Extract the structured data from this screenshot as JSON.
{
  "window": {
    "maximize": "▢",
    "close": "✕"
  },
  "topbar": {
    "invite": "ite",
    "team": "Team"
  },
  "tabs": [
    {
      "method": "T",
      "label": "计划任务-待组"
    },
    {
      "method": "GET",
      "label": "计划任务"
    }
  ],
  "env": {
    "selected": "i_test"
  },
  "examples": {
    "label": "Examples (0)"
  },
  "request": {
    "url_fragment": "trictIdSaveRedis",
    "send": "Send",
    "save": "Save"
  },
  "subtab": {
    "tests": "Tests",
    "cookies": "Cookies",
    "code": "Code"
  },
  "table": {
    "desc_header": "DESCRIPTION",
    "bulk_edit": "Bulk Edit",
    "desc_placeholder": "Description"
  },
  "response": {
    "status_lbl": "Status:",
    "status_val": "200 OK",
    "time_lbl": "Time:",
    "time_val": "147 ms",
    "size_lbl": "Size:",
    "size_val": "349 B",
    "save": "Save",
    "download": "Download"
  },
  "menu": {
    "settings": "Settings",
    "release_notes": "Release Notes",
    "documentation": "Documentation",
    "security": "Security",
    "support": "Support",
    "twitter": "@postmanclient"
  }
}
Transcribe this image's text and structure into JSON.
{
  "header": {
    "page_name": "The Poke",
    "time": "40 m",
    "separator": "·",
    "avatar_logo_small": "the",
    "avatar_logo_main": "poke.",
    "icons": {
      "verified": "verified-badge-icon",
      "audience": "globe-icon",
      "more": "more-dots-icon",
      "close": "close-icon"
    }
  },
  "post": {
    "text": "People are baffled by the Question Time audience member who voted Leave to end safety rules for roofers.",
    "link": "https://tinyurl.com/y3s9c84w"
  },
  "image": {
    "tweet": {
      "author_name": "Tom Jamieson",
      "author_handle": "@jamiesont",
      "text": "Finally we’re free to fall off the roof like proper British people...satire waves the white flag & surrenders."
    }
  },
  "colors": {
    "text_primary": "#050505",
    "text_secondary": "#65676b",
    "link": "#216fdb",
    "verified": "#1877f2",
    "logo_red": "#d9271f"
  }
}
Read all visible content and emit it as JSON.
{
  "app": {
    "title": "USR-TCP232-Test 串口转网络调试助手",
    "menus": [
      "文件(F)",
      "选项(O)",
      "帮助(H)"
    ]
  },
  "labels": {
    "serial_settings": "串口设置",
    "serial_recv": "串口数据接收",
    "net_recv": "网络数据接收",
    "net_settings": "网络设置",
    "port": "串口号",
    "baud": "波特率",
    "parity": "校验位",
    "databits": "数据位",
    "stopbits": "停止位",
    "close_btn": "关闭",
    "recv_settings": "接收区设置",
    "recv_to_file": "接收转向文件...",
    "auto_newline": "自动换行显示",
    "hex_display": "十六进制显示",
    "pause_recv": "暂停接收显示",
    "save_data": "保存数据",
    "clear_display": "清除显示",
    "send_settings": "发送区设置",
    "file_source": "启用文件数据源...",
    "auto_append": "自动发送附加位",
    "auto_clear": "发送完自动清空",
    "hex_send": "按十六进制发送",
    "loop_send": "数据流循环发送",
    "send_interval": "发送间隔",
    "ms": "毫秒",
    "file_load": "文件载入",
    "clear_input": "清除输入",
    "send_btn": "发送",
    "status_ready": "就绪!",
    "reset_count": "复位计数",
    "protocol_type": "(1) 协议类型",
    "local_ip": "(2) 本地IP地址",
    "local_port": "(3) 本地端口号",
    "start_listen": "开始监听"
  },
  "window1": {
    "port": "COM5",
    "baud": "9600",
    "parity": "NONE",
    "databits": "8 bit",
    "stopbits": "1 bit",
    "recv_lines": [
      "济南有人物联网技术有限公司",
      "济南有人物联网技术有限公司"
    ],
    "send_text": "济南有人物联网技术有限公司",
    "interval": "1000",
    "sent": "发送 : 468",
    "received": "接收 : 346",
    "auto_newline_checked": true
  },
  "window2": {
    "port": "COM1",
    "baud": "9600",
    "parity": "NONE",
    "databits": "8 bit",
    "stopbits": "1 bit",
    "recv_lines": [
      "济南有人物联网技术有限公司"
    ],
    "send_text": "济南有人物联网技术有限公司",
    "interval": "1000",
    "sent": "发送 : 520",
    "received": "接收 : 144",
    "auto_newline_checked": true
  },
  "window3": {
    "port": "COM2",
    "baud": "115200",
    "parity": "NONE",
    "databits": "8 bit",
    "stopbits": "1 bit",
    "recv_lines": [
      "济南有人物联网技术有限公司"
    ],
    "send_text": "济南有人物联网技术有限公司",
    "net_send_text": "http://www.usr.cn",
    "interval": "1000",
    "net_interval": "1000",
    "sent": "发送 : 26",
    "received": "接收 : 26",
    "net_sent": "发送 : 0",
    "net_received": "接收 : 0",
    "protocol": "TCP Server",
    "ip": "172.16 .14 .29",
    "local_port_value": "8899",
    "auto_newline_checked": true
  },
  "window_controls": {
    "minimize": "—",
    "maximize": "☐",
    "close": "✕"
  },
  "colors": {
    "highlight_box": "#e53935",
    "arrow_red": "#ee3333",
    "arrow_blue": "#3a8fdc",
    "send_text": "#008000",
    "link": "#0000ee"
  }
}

STATED EXERCISE
Find the lines containing "link" and pull them out.

RESPONSE BELOW
    "link": "https://tinyurl.com/y3s9c84w"
    "link": "#216fdb",
    "link": "#0000ee"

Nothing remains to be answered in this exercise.